§ GIVEN PROBLEM: Every line with the word "University" in it should be extracted from the data that follows.

§ GIVEN INFORMATION:

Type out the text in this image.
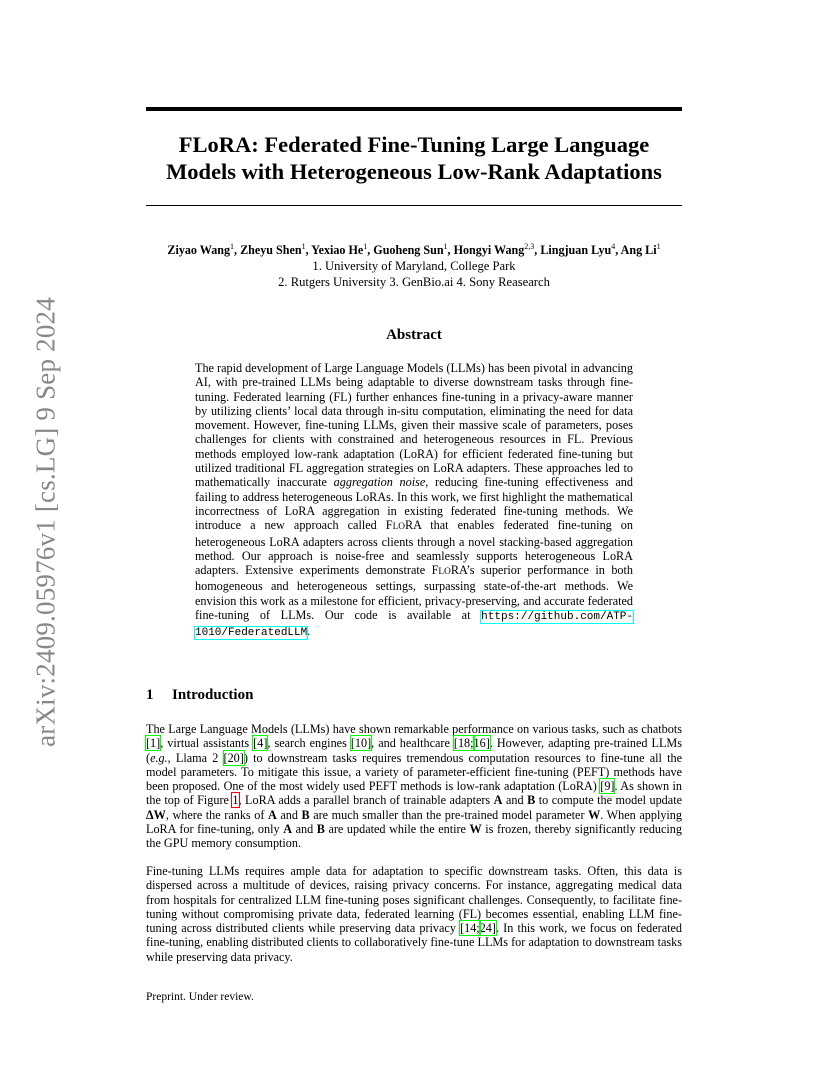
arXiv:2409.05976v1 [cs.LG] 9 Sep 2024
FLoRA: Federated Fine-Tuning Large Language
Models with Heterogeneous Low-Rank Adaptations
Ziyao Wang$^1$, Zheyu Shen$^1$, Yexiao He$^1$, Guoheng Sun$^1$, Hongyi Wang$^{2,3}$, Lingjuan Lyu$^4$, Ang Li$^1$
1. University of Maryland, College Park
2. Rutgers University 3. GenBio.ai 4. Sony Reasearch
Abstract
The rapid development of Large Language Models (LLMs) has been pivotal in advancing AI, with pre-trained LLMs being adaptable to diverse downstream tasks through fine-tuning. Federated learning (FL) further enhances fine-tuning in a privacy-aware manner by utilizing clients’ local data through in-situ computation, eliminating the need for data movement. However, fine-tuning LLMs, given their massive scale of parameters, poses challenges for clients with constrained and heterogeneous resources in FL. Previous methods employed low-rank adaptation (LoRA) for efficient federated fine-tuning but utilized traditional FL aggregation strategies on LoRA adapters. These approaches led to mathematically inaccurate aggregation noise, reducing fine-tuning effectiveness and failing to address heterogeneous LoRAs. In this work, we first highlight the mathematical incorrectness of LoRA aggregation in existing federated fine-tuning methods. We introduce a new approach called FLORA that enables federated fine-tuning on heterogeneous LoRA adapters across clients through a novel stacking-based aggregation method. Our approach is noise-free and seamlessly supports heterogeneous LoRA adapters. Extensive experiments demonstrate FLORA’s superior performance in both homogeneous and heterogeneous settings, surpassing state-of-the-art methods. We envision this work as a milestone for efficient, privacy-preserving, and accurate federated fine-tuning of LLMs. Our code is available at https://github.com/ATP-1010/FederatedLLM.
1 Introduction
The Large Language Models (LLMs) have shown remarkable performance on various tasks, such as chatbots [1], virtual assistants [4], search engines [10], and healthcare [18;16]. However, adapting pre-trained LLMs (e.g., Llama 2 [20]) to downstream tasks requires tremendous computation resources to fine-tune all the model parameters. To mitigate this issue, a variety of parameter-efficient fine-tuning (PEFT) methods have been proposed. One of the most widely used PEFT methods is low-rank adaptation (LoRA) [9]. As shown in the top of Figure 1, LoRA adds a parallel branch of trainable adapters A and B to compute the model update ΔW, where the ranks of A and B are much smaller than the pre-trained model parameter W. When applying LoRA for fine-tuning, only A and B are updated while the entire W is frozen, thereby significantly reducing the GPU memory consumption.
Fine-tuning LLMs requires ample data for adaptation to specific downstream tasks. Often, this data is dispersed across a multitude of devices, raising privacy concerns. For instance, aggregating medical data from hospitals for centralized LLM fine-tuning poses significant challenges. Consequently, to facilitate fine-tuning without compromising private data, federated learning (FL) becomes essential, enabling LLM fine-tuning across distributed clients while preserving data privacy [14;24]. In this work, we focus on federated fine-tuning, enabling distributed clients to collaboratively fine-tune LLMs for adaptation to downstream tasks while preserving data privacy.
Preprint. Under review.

§ EXERCISE OUTPUT:
1. University of Maryland, College Park
2. Rutgers University 3. GenBio.ai 4. Sony Reasearch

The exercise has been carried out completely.